**DATA ROWS**
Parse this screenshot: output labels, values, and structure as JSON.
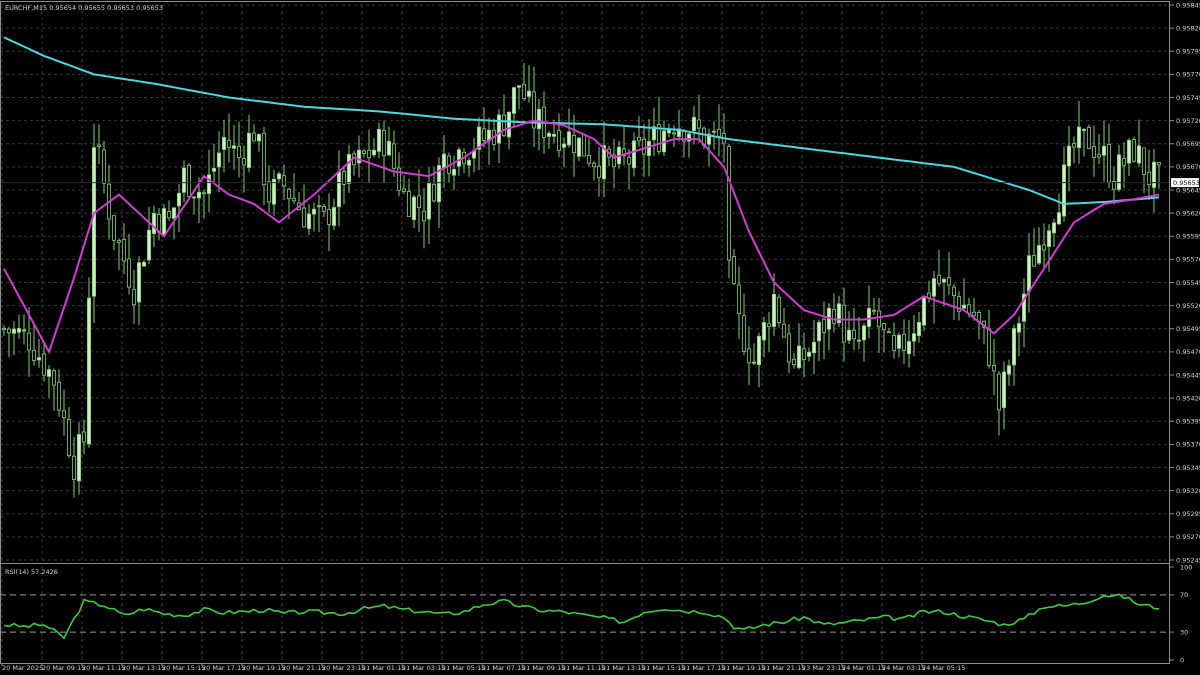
{
  "header": {
    "symbol_line": "EURCHF,M15  0.95654 0.95655 0.95653 0.95653",
    "rsi_line": "RSI(14) 57.2426"
  },
  "colors": {
    "background": "#000000",
    "grid": "#3a3a3a",
    "bull": "#cfeec4",
    "bear": "#000000",
    "wick": "#7fcf6f",
    "ma_slow": "#4fd6e0",
    "ma_fast": "#d23cd2",
    "rsi": "#3fcb3f"
  },
  "chart_data": [
    {
      "type": "candlestick",
      "title": "EURCHF,M15",
      "y_range": [
        0.95245,
        0.95845
      ],
      "y_ticks": [
        "0.95845",
        "0.95820",
        "0.95795",
        "0.95770",
        "0.95745",
        "0.95720",
        "0.95695",
        "0.95670",
        "0.95645",
        "0.95620",
        "0.95595",
        "0.95570",
        "0.95545",
        "0.95520",
        "0.95495",
        "0.95470",
        "0.95445",
        "0.95420",
        "0.95395",
        "0.95370",
        "0.95345",
        "0.95320",
        "0.95295",
        "0.95270",
        "0.95245"
      ],
      "current_price_label": "0.95653",
      "current_price": 0.95653,
      "x_tick_labels": [
        "20 Mar 2025",
        "20 Mar 09:15",
        "20 Mar 11:15",
        "20 Mar 13:15",
        "20 Mar 15:15",
        "20 Mar 17:15",
        "20 Mar 19:15",
        "20 Mar 21:15",
        "20 Mar 23:15",
        "21 Mar 01:15",
        "21 Mar 03:15",
        "21 Mar 05:15",
        "21 Mar 07:15",
        "21 Mar 09:15",
        "21 Mar 11:15",
        "21 Mar 13:15",
        "21 Mar 15:15",
        "21 Mar 17:15",
        "21 Mar 19:15",
        "21 Mar 21:15",
        "23 Mar 23:15",
        "24 Mar 01:15",
        "24 Mar 03:15",
        "24 Mar 05:15"
      ],
      "anchor_closes": [
        [
          0,
          0.95495
        ],
        [
          5,
          0.95485
        ],
        [
          10,
          0.9544
        ],
        [
          14,
          0.9535
        ],
        [
          16,
          0.95375
        ],
        [
          18,
          0.957
        ],
        [
          22,
          0.956
        ],
        [
          26,
          0.9554
        ],
        [
          30,
          0.9562
        ],
        [
          33,
          0.9561
        ],
        [
          36,
          0.9566
        ],
        [
          40,
          0.9564
        ],
        [
          44,
          0.957
        ],
        [
          47,
          0.9568
        ],
        [
          50,
          0.9571
        ],
        [
          53,
          0.9564
        ],
        [
          56,
          0.9565
        ],
        [
          60,
          0.9562
        ],
        [
          64,
          0.9561
        ],
        [
          68,
          0.9566
        ],
        [
          72,
          0.9568
        ],
        [
          76,
          0.957
        ],
        [
          80,
          0.9564
        ],
        [
          84,
          0.95625
        ],
        [
          88,
          0.9568
        ],
        [
          92,
          0.9569
        ],
        [
          96,
          0.957
        ],
        [
          100,
          0.9572
        ],
        [
          103,
          0.9576
        ],
        [
          106,
          0.9572
        ],
        [
          110,
          0.9571
        ],
        [
          114,
          0.957
        ],
        [
          118,
          0.9568
        ],
        [
          122,
          0.9567
        ],
        [
          126,
          0.9568
        ],
        [
          130,
          0.957
        ],
        [
          134,
          0.9572
        ],
        [
          138,
          0.9571
        ],
        [
          141,
          0.957
        ],
        [
          144,
          0.957
        ],
        [
          145,
          0.9555
        ],
        [
          147,
          0.955
        ],
        [
          150,
          0.9546
        ],
        [
          154,
          0.9553
        ],
        [
          158,
          0.9545
        ],
        [
          162,
          0.9548
        ],
        [
          166,
          0.9552
        ],
        [
          170,
          0.9547
        ],
        [
          174,
          0.9551
        ],
        [
          178,
          0.9546
        ],
        [
          182,
          0.955
        ],
        [
          186,
          0.9555
        ],
        [
          190,
          0.9553
        ],
        [
          194,
          0.9551
        ],
        [
          197,
          0.9547
        ],
        [
          199,
          0.9541
        ],
        [
          202,
          0.9548
        ],
        [
          205,
          0.9556
        ],
        [
          208,
          0.956
        ],
        [
          211,
          0.9564
        ],
        [
          214,
          0.9569
        ],
        [
          217,
          0.957
        ],
        [
          220,
          0.9568
        ],
        [
          222,
          0.9566
        ],
        [
          226,
          0.9569
        ],
        [
          229,
          0.9566
        ],
        [
          231,
          0.95653
        ]
      ],
      "ma_fast": [
        [
          0,
          0.9556
        ],
        [
          9,
          0.9547
        ],
        [
          14,
          0.9555
        ],
        [
          18,
          0.9562
        ],
        [
          23,
          0.9564
        ],
        [
          32,
          0.95595
        ],
        [
          40,
          0.9566
        ],
        [
          45,
          0.9564
        ],
        [
          50,
          0.9563
        ],
        [
          55,
          0.9561
        ],
        [
          62,
          0.9564
        ],
        [
          70,
          0.9568
        ],
        [
          78,
          0.95665
        ],
        [
          85,
          0.9566
        ],
        [
          92,
          0.9568
        ],
        [
          100,
          0.9571
        ],
        [
          106,
          0.9572
        ],
        [
          112,
          0.95715
        ],
        [
          118,
          0.957
        ],
        [
          122,
          0.9568
        ],
        [
          128,
          0.9569
        ],
        [
          134,
          0.957
        ],
        [
          139,
          0.957
        ],
        [
          144,
          0.9567
        ],
        [
          149,
          0.956
        ],
        [
          154,
          0.95545
        ],
        [
          160,
          0.95515
        ],
        [
          166,
          0.95505
        ],
        [
          172,
          0.95505
        ],
        [
          178,
          0.9551
        ],
        [
          184,
          0.9553
        ],
        [
          192,
          0.95515
        ],
        [
          198,
          0.9549
        ],
        [
          202,
          0.9551
        ],
        [
          208,
          0.9556
        ],
        [
          214,
          0.9561
        ],
        [
          220,
          0.9563
        ],
        [
          226,
          0.95635
        ],
        [
          231,
          0.9564
        ]
      ],
      "ma_slow": [
        [
          0,
          0.9581
        ],
        [
          8,
          0.9579
        ],
        [
          18,
          0.9577
        ],
        [
          30,
          0.9576
        ],
        [
          45,
          0.95745
        ],
        [
          60,
          0.95735
        ],
        [
          75,
          0.9573
        ],
        [
          90,
          0.95722
        ],
        [
          105,
          0.95718
        ],
        [
          120,
          0.95716
        ],
        [
          135,
          0.9571
        ],
        [
          145,
          0.957
        ],
        [
          160,
          0.9569
        ],
        [
          175,
          0.9568
        ],
        [
          190,
          0.9567
        ],
        [
          205,
          0.95645
        ],
        [
          212,
          0.9563
        ],
        [
          220,
          0.95632
        ],
        [
          231,
          0.95637
        ]
      ]
    },
    {
      "type": "line",
      "title": "RSI(14) 57.2426",
      "y_range": [
        0,
        100
      ],
      "y_ticks": [
        "100",
        "70",
        "30",
        "0"
      ],
      "levels": [
        70,
        30
      ],
      "rsi": [
        [
          0,
          38
        ],
        [
          4,
          36
        ],
        [
          8,
          38
        ],
        [
          12,
          24
        ],
        [
          14,
          44
        ],
        [
          16,
          63
        ],
        [
          20,
          59
        ],
        [
          24,
          48
        ],
        [
          28,
          55
        ],
        [
          32,
          50
        ],
        [
          36,
          48
        ],
        [
          40,
          54
        ],
        [
          44,
          51
        ],
        [
          48,
          52
        ],
        [
          52,
          54
        ],
        [
          56,
          50
        ],
        [
          60,
          52
        ],
        [
          64,
          51
        ],
        [
          68,
          50
        ],
        [
          72,
          55
        ],
        [
          76,
          58
        ],
        [
          80,
          54
        ],
        [
          84,
          52
        ],
        [
          88,
          49
        ],
        [
          92,
          52
        ],
        [
          96,
          60
        ],
        [
          100,
          63
        ],
        [
          104,
          57
        ],
        [
          108,
          53
        ],
        [
          112,
          52
        ],
        [
          116,
          48
        ],
        [
          120,
          45
        ],
        [
          124,
          41
        ],
        [
          128,
          52
        ],
        [
          132,
          56
        ],
        [
          136,
          53
        ],
        [
          140,
          52
        ],
        [
          144,
          46
        ],
        [
          146,
          36
        ],
        [
          148,
          32
        ],
        [
          152,
          38
        ],
        [
          156,
          41
        ],
        [
          160,
          46
        ],
        [
          164,
          38
        ],
        [
          168,
          40
        ],
        [
          172,
          43
        ],
        [
          176,
          46
        ],
        [
          180,
          44
        ],
        [
          184,
          52
        ],
        [
          188,
          52
        ],
        [
          192,
          47
        ],
        [
          196,
          43
        ],
        [
          200,
          38
        ],
        [
          204,
          44
        ],
        [
          208,
          58
        ],
        [
          212,
          58
        ],
        [
          216,
          62
        ],
        [
          220,
          70
        ],
        [
          224,
          68
        ],
        [
          227,
          60
        ],
        [
          230,
          57
        ],
        [
          231,
          57
        ]
      ]
    }
  ]
}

**GOAL**
The lines to collect are those holding the string "EURCHF"; copy them all.

**PROBLEM SOLUTION**
    "symbol_line": "EURCHF,M15  0.95654 0.95655 0.95653 0.95653",
      "title": "EURCHF,M15",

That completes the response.